--- start of EXTRACTED MATERIAL ---
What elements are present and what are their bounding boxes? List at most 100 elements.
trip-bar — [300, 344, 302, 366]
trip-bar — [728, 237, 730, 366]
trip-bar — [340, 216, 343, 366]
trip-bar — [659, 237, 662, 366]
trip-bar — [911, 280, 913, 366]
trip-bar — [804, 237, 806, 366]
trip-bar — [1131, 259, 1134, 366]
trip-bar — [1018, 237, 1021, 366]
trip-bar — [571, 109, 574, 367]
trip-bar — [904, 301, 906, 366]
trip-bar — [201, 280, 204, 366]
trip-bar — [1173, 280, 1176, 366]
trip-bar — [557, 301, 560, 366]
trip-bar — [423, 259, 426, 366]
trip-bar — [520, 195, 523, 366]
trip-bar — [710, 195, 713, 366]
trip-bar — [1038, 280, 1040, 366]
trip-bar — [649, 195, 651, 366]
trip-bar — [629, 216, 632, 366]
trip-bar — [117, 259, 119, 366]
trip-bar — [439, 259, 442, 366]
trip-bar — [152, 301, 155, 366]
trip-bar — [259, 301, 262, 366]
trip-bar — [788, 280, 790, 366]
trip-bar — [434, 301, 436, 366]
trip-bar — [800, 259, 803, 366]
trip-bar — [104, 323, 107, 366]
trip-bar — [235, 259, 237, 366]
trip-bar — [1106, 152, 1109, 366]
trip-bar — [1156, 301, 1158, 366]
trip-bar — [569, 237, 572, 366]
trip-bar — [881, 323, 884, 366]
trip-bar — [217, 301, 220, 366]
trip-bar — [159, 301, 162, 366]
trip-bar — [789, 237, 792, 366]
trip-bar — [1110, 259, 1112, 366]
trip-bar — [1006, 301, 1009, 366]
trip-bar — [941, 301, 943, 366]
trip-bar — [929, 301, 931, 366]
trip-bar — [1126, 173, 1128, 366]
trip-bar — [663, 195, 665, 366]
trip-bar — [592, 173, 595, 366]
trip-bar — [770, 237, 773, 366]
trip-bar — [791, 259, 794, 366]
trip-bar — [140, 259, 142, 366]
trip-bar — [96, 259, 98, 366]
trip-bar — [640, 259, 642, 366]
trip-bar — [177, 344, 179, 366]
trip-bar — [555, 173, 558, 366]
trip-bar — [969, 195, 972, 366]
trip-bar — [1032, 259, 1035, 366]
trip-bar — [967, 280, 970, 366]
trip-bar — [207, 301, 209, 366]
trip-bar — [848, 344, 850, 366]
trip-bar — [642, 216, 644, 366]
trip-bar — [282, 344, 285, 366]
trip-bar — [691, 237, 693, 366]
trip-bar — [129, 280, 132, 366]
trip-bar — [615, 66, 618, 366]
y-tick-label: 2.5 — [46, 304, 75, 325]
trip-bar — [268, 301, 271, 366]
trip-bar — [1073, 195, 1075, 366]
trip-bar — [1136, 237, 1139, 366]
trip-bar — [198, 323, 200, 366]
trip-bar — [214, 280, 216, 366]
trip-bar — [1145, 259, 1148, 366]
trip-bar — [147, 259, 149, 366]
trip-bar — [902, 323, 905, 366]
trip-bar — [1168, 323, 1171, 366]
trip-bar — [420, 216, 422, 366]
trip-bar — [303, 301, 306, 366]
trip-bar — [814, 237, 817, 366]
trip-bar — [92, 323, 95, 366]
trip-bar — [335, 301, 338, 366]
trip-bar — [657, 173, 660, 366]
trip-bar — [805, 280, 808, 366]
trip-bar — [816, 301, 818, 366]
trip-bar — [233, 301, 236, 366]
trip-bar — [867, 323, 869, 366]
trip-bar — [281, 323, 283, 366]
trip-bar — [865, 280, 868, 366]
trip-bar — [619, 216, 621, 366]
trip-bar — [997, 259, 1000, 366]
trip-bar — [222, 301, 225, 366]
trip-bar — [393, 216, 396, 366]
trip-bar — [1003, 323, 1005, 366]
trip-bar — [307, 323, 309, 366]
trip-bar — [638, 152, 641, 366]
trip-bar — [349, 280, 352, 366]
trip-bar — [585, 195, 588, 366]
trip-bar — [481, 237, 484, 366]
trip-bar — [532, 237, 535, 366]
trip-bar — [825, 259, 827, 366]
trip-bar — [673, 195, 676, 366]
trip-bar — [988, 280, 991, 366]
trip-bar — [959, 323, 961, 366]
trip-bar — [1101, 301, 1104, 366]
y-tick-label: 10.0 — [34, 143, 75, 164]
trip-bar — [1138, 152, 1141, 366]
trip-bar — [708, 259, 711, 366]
--- end of EXTRACTED MATERIAL ---
▶ **SET PROBLEM**
Can you reproduce word for word the data from its first line through the line containing "trip-bar — [1173, 280, 1176, 366]", with both of those lines included?

▶ **OUTPUT FOR THIS TASK**
What elements are present and what are their bounding boxes? List at most 100 elements.
trip-bar — [300, 344, 302, 366]
trip-bar — [728, 237, 730, 366]
trip-bar — [340, 216, 343, 366]
trip-bar — [659, 237, 662, 366]
trip-bar — [911, 280, 913, 366]
trip-bar — [804, 237, 806, 366]
trip-bar — [1131, 259, 1134, 366]
trip-bar — [1018, 237, 1021, 366]
trip-bar — [571, 109, 574, 367]
trip-bar — [904, 301, 906, 366]
trip-bar — [201, 280, 204, 366]
trip-bar — [1173, 280, 1176, 366]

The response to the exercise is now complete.